## PROBLEM TO SOLVE:
Leave out the pictures and return every entry exactly as it appears.

BEGIN RECORDED DATA

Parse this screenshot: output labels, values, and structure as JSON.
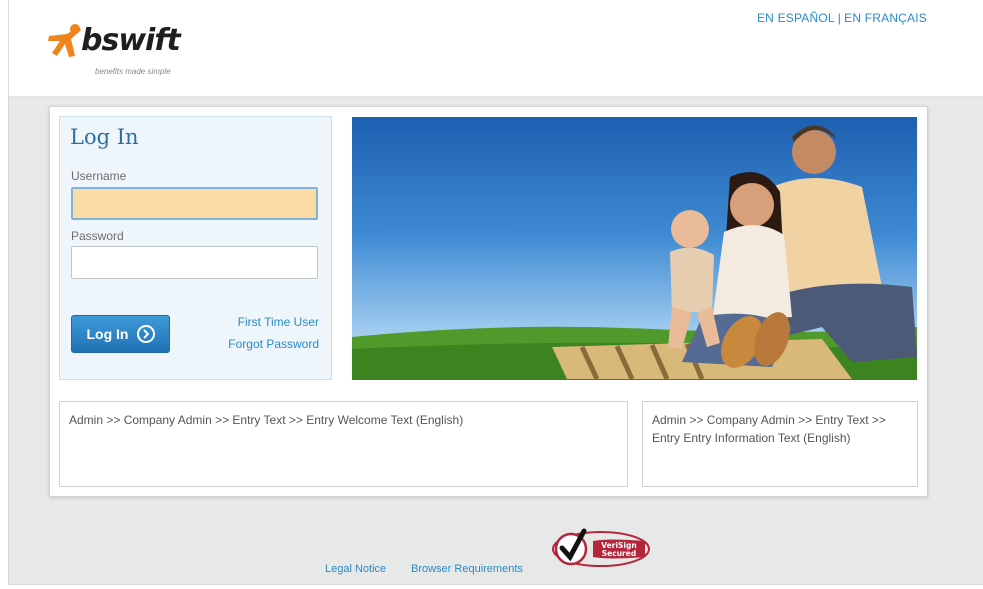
{
  "header": {
    "logo": {
      "name": "bswift",
      "tagline": "benefits made simple",
      "mark_color": "#f0841c"
    },
    "languages": [
      {
        "label": "EN ESPAÑOL"
      },
      {
        "label": "EN FRANÇAIS"
      }
    ],
    "language_separator": "|"
  },
  "login": {
    "title": "Log In",
    "username_label": "Username",
    "username_value": "",
    "password_label": "Password",
    "password_value": "",
    "submit_label": "Log In",
    "first_time_user": "First Time User",
    "forgot_password": "Forgot Password"
  },
  "content": {
    "welcome_text": "Admin >> Company Admin >> Entry Text >> Entry Welcome Text (English)",
    "information_text": "Admin >> Company Admin >> Entry Text >> Entry Entry Information Text (English)"
  },
  "footer": {
    "legal_notice": "Legal Notice",
    "browser_requirements": "Browser Requirements",
    "verisign": {
      "line1": "VeriSign",
      "line2": "Secured"
    }
  },
  "colors": {
    "accent": "#2b8ac6",
    "button": "#1f72b3",
    "focus_field": "#fbdca5",
    "login_panel_bg": "#eef6fc",
    "verisign_red": "#b3263b"
  },
  "icons": {
    "submit": "chevron-right-circle-icon",
    "security": "checkmark-icon"
  }
}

END RECORDED DATA

## ANSWER:
Parse this screenshot: output labels, values, and structure as JSON.
{
  "header": {
    "logo": {
      "name": "bswift",
      "tagline": "benefits made simple",
      "mark_color": "#f0841c"
    },
    "languages": [
      {
        "label": "EN ESPAÑOL"
      },
      {
        "label": "EN FRANÇAIS"
      }
    ],
    "language_separator": "|"
  },
  "login": {
    "title": "Log In",
    "username_label": "Username",
    "username_value": "",
    "password_label": "Password",
    "password_value": "",
    "submit_label": "Log In",
    "first_time_user": "First Time User",
    "forgot_password": "Forgot Password"
  },
  "content": {
    "welcome_text": "Admin >> Company Admin >> Entry Text >> Entry Welcome Text (English)",
    "information_text": "Admin >> Company Admin >> Entry Text >> Entry Entry Information Text (English)"
  },
  "footer": {
    "legal_notice": "Legal Notice",
    "browser_requirements": "Browser Requirements",
    "verisign": {
      "line1": "VeriSign",
      "line2": "Secured"
    }
  },
  "colors": {
    "accent": "#2b8ac6",
    "button": "#1f72b3",
    "focus_field": "#fbdca5",
    "login_panel_bg": "#eef6fc",
    "verisign_red": "#b3263b"
  },
  "icons": {
    "submit": "chevron-right-circle-icon",
    "security": "checkmark-icon"
  }
}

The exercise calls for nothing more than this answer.